### PASSAGE GIVEN
##########

Written by 17:43 English

Native food

Verónica Ruiz, a Mexican doctoral student, did a virtual internship at the University of Concepción, Chile, researching the food systems of the native peoples of both countries and the various factors that influence them.  She focuses especially on the place of harvesting products in food security and sovereignty.

By Iván Tobar / ivtobar@udec.cl / Photographies: Verónica Ruiz

In the geographical center of Mexico, in a region of the Chihuahuan desert that extends from the north to the center of the country, the state of Querétaro is located, in which both the city council Ezequiel Montes and the delegation of Villa Progreso can be found.  Here is where the research of Verónica Ruiz Olivares, an engineer in Agroecology with a master’s degree in Forest Sciences, and a PhD student in Agrarian Sciences from the Department of Rural Sociology of the Universidad Autonoma Chapingo, in the North American country, is carried out. She did a virtual internship between February and June of this very year at the Universidad de Concepción, in the context of the Science, Research and Development Program in Latin America, Cidesal, financed by the Vice Chancellor Office for Research and Development, VRID. 

The purpose of her research, Ruiz explains, “is to study the traditional cuisine of Villa Progreso through its relationship between culture, ecology, heritage and food sovereignty in order to have a better understanding of its food system.”

This virtual research stay is directed by the academic of the Faculty of Humanities and Arts, Noelia Carrasco Henríquez, also director of the aforementioned VRID program. “Cidesal constitutes a platform for the articulation of researchers, the formation of human capital and the generation of new investigation proposals. Verónica’s integration was possible based, above all, on the previous trajectory of researchers such as Beatriz Cid and a team of which I was also a member”, explains the UdeC academic, in reference to the ‘Arca del Gusto’ project (“Ark of Taste Proyect”). Development of community culinary tourism in Chile.

Dr. Carrasco highlights that “the results projection shows that in all Latin American countries, attention to local food systems has been intensified in recent decades, within the framework of processes associated with both economic and cultural rights of the peoples.

##########

### RECORD SET

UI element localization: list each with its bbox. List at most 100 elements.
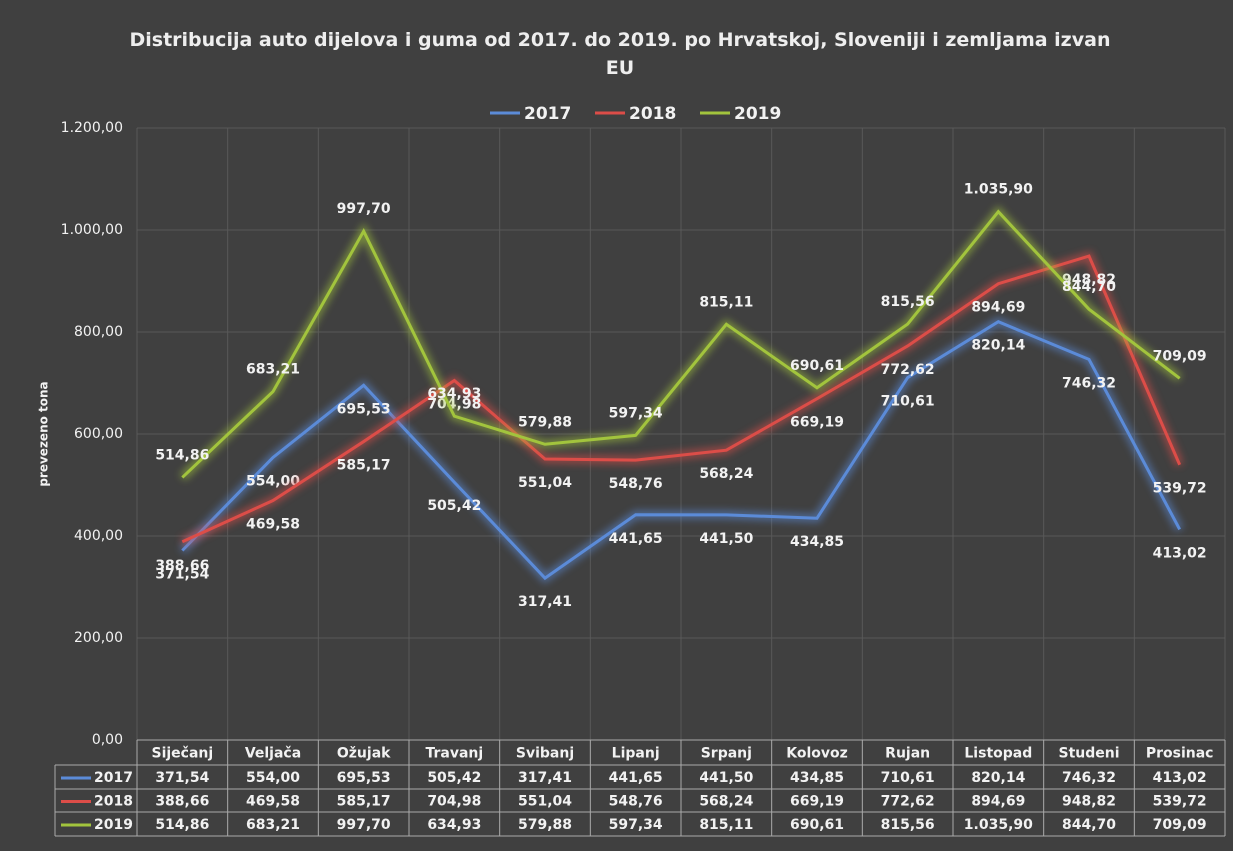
table-cell: 669,19	[790, 794, 844, 810]
table-cell: 746,32	[1062, 770, 1116, 786]
table-cell: 548,76	[609, 794, 663, 810]
data-label: 710,61	[881, 394, 935, 410]
table-series-name: 2017	[94, 770, 133, 786]
data-label: 441,65	[609, 531, 663, 547]
table-series-name: 2019	[94, 817, 133, 833]
data-label: 844,70	[1062, 279, 1116, 295]
data-label: 772,62	[881, 362, 935, 378]
data-label: 683,21	[246, 362, 300, 378]
table-cell: 597,34	[609, 817, 663, 833]
table-cell: 371,54	[155, 770, 209, 786]
data-label: 413,02	[1153, 545, 1207, 561]
data-label: 669,19	[790, 415, 844, 431]
data-label: 505,42	[427, 498, 481, 514]
x-tick-label: Lipanj	[612, 746, 660, 762]
data-label: 469,58	[246, 517, 300, 533]
data-label: 1.035,90	[964, 182, 1033, 198]
data-label: 815,56	[881, 294, 935, 310]
series-line	[181, 209, 1181, 479]
table-cell: 695,53	[337, 770, 391, 786]
data-label: 317,41	[518, 594, 572, 610]
data-label: 746,32	[1062, 375, 1116, 391]
data-label: 579,88	[518, 414, 572, 430]
table-cell: 997,70	[337, 817, 391, 833]
data-label: 551,04	[518, 475, 572, 491]
data-label: 815,11	[699, 294, 753, 310]
table-cell: 317,41	[518, 770, 572, 786]
table-cell: 388,66	[155, 794, 209, 810]
data-label: 948,82	[1062, 272, 1116, 288]
data-label: 539,72	[1153, 481, 1207, 497]
table-cell: 844,70	[1062, 817, 1116, 833]
data-label: 894,69	[971, 300, 1025, 316]
x-tick-label: Studeni	[1058, 746, 1119, 762]
x-tick-label: Veljača	[245, 746, 301, 762]
table-cell: 413,02	[1153, 770, 1207, 786]
x-tick-label: Siječanj	[151, 746, 213, 762]
legend-label: 2017	[524, 104, 571, 124]
x-tick-label: Kolovoz	[786, 746, 848, 762]
table-cell: 815,56	[881, 817, 935, 833]
table-cell: 469,58	[246, 794, 300, 810]
x-tick-label: Rujan	[885, 746, 930, 762]
table-cell: 514,86	[155, 817, 209, 833]
table-cell: 690,61	[790, 817, 844, 833]
y-tick-label: 400,00	[74, 528, 123, 544]
table-cell: 568,24	[699, 794, 753, 810]
table-cell: 579,88	[518, 817, 572, 833]
x-tick-label: Svibanj	[516, 746, 574, 762]
y-tick-label: 1.200,00	[61, 120, 123, 136]
table-cell: 539,72	[1153, 794, 1207, 810]
data-label: 695,53	[337, 401, 391, 417]
table-cell: 772,62	[881, 794, 935, 810]
table-cell: 585,17	[337, 794, 391, 810]
data-label: 997,70	[337, 201, 391, 217]
data-label: 634,93	[427, 386, 481, 402]
x-tick-label: Prosinac	[1146, 746, 1214, 762]
table-cell: 948,82	[1062, 794, 1116, 810]
table-cell: 554,00	[246, 770, 300, 786]
data-label: 690,61	[790, 358, 844, 374]
table-cell: 683,21	[246, 817, 300, 833]
table-cell: 441,50	[699, 770, 753, 786]
table-cell: 505,42	[427, 770, 481, 786]
legend-label: 2019	[734, 104, 781, 124]
data-label: 388,66	[155, 558, 209, 574]
table-cell: 434,85	[790, 770, 844, 786]
data-label: 554,00	[246, 473, 300, 489]
chart-title: Distribucija auto dijelova i guma od 201…	[129, 29, 1111, 79]
data-label: 585,17	[337, 458, 391, 474]
table-cell: 710,61	[881, 770, 935, 786]
x-tick-label: Srpanj	[701, 746, 752, 762]
x-tick-label: Travanj	[425, 746, 483, 762]
table-cell: 1.035,90	[964, 817, 1033, 833]
table-cell: 815,11	[699, 817, 753, 833]
data-label: 820,14	[971, 338, 1025, 354]
data-label: 704,98	[427, 396, 481, 412]
table-cell: 441,65	[609, 770, 663, 786]
data-label: 548,76	[609, 476, 663, 492]
data-label: 434,85	[790, 534, 844, 550]
series-line	[181, 320, 1181, 581]
data-label: 709,09	[1153, 348, 1207, 364]
table-cell: 709,09	[1153, 817, 1207, 833]
x-tick-label: Ožujak	[337, 746, 391, 762]
table-cell: 894,69	[971, 794, 1025, 810]
y-tick-label: 1.000,00	[61, 222, 123, 238]
y-tick-label: 0,00	[92, 732, 123, 748]
series-line	[181, 254, 1182, 544]
data-label: 597,34	[609, 405, 663, 421]
y-tick-label: 800,00	[74, 324, 123, 340]
table-cell: 704,98	[427, 794, 481, 810]
y-tick-label: 600,00	[74, 426, 123, 442]
legend-label: 2018	[629, 104, 676, 124]
table-cell: 551,04	[518, 794, 572, 810]
table-cell: 634,93	[427, 817, 481, 833]
table-cell: 820,14	[971, 770, 1025, 786]
table-series-name: 2018	[94, 794, 133, 810]
y-tick-label: 200,00	[74, 630, 123, 646]
data-label: 514,86	[155, 447, 209, 463]
data-label: 441,50	[699, 531, 753, 547]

##########

### WORK TO COMPLETE
1. In the rows starting at the line that contains "794, 844, 810]" and ending at the line that contains "362, 300, 378]", replace "data-label" with "value-label", then give those lines back with everything else unchanged.
2. Extend the article on Verónica Ruiz's native food research beyond its final sentence.

### ANSWERS PER TASK
1.
table-cell: 669,19	[790, 794, 844, 810]
table-cell: 746,32	[1062, 770, 1116, 786]
table-cell: 548,76	[609, 794, 663, 810]
value-label: 710,61	[881, 394, 935, 410]
table-series-name: 2017	[94, 770, 133, 786]
value-label: 441,65	[609, 531, 663, 547]
table-series-name: 2019	[94, 817, 133, 833]
value-label: 844,70	[1062, 279, 1116, 295]
value-label: 772,62	[881, 362, 935, 378]
value-label: 683,21	[246, 362, 300, 378]

2.
For Ruiz, food and processes associated with it, are fundamental objects of study, “both in terms of research and personally; and I believe that they are very present at Cidesal since it is a crucial part of cultures and identities. It is a topic of common interest, and there is much yet to be investigated and Cidesal can greatly contribute to integrate networks from Mexico and Chile, because of their similarities and also some differences that make us grow”, she underlines.

“Cidesal caught my attention for its approach on Latin American processes, because -explains Verónica Ruiz- this is a complex territory, but that has great similarities. I also liked the critical way in which the investigations are carried out; this can really contribute to us all. It is a community work and in network that makes it pertinent to the present needs”.

Ruiz also points out that Doctor Carrasco “has worked with Mapuche communities in Araucanía region, in a similar case in her doctoral thesis, and now the research work that I am doing is about a people that still maintains its identity, the people of Otomí-Chichimeca, with people who still speak the Hñahñú language, which is also reflected in their diet. Therefore, working on this research about their food systems  turns out  toout to be complex and necessary at the same time.”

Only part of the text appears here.